[Annotated region listings]
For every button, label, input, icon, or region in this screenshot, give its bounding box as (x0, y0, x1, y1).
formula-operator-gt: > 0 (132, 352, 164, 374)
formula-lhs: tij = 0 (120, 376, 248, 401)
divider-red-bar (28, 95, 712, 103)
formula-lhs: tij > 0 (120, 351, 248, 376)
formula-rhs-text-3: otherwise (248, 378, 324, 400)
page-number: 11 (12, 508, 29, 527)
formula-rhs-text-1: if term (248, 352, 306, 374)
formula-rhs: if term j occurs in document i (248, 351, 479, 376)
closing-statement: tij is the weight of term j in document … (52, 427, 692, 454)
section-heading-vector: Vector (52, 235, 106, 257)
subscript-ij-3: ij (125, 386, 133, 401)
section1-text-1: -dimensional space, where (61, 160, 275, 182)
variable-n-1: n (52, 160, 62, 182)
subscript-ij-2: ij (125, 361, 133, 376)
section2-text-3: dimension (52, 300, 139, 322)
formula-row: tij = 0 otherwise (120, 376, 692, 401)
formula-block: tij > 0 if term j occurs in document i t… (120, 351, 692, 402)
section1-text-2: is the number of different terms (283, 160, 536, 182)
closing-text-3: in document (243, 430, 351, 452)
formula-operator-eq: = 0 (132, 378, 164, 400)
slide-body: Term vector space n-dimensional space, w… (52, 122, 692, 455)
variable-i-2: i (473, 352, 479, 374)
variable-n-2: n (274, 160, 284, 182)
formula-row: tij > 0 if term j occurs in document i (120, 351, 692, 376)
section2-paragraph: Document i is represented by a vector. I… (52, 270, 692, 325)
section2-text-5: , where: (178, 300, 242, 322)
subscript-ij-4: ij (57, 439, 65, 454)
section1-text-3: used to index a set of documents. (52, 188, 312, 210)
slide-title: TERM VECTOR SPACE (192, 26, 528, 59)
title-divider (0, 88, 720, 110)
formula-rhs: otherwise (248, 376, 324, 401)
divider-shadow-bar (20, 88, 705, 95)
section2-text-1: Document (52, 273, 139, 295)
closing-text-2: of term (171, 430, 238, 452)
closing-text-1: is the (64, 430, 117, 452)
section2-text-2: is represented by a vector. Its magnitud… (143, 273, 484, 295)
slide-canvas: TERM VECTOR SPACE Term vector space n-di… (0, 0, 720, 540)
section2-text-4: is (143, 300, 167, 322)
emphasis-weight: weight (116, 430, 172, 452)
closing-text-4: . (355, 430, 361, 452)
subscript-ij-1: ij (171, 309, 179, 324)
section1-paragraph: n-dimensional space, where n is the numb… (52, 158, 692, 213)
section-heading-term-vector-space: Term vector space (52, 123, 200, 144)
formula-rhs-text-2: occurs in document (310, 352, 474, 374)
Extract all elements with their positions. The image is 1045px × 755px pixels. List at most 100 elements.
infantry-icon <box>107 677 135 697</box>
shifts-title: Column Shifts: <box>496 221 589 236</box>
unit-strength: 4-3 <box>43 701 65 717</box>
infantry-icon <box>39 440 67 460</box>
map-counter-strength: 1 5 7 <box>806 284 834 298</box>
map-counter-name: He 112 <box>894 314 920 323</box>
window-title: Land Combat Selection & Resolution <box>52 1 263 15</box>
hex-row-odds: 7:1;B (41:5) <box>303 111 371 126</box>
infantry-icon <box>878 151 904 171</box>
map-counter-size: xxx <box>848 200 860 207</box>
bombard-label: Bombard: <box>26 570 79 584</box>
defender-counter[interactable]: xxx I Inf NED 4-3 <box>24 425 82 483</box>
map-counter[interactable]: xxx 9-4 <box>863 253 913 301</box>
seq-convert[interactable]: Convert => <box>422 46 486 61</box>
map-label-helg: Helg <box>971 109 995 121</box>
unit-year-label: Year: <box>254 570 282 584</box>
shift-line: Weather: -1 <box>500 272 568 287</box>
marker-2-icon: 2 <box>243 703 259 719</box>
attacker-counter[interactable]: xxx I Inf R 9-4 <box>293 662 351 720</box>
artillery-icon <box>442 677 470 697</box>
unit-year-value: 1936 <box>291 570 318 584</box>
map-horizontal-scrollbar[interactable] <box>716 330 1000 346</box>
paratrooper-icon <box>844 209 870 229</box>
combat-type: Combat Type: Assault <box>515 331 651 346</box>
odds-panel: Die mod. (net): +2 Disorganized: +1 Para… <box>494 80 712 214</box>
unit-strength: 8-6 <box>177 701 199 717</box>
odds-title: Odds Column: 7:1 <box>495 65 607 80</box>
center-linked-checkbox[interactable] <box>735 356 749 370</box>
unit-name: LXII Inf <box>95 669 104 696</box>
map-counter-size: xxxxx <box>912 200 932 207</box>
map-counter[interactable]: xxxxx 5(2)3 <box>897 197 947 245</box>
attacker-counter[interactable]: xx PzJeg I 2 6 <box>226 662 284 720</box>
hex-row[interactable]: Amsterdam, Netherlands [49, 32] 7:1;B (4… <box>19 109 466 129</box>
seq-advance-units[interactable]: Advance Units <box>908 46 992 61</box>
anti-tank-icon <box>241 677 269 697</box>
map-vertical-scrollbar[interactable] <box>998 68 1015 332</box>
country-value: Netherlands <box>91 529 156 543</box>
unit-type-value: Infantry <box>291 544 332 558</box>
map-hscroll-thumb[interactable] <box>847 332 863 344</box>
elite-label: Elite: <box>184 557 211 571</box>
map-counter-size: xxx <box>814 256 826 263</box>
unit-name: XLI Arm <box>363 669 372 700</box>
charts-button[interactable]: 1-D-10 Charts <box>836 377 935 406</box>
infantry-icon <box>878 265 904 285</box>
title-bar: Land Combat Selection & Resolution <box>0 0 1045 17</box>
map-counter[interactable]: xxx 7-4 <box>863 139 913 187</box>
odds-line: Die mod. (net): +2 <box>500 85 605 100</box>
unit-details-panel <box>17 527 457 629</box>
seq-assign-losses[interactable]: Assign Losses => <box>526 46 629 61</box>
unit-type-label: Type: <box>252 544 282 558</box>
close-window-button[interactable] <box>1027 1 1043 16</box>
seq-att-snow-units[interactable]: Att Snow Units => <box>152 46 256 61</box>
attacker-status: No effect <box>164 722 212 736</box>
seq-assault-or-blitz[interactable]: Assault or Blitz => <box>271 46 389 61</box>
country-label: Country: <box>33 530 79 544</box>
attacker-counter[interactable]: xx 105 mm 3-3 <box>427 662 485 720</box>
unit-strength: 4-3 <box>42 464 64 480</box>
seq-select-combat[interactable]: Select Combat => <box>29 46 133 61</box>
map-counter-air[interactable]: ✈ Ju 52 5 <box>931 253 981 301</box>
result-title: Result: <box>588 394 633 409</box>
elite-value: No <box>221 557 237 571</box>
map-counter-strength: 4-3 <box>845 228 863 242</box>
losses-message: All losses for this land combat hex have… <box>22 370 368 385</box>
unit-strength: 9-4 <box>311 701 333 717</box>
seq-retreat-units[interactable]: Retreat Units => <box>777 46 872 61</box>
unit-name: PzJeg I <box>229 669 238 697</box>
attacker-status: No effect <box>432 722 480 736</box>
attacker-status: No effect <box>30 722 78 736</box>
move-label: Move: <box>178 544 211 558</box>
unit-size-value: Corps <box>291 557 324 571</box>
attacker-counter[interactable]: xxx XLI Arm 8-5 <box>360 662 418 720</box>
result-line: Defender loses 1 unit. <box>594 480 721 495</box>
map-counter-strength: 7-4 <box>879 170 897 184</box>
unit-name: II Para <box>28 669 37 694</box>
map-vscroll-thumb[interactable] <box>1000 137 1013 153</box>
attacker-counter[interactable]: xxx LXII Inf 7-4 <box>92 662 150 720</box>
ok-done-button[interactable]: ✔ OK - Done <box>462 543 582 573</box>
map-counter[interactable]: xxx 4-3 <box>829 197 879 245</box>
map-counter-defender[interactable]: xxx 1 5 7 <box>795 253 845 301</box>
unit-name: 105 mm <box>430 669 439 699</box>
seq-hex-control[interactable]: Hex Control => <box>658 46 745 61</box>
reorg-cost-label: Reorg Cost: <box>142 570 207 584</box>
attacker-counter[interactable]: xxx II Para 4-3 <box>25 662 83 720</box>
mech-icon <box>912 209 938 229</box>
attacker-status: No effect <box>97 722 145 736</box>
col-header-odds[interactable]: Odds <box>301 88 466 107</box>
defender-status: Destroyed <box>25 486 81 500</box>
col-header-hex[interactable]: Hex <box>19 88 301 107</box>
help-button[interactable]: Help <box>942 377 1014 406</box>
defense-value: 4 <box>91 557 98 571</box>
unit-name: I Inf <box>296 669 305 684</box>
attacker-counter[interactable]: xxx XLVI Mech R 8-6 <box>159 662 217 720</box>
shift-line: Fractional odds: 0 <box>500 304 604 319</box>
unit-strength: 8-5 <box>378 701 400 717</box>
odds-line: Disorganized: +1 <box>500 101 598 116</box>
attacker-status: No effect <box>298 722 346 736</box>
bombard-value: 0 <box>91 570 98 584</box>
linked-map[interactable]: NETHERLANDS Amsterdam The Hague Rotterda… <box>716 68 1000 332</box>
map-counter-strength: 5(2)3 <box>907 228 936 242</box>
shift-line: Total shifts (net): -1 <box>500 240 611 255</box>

REQUIRED WORK = Copy word for word the lines of the items from the very first line through the line containing "formula-rhs-text-3: otherwise (248, 378, 324, 400)", including both of those lines.

CORRECT ANSWER =
For every button, label, input, icon, or region in this screenshot, give its bounding box as (x0, y0, x1, y1).
formula-operator-gt: > 0 (132, 352, 164, 374)
formula-lhs: tij = 0 (120, 376, 248, 401)
divider-red-bar (28, 95, 712, 103)
formula-lhs: tij > 0 (120, 351, 248, 376)
formula-rhs-text-3: otherwise (248, 378, 324, 400)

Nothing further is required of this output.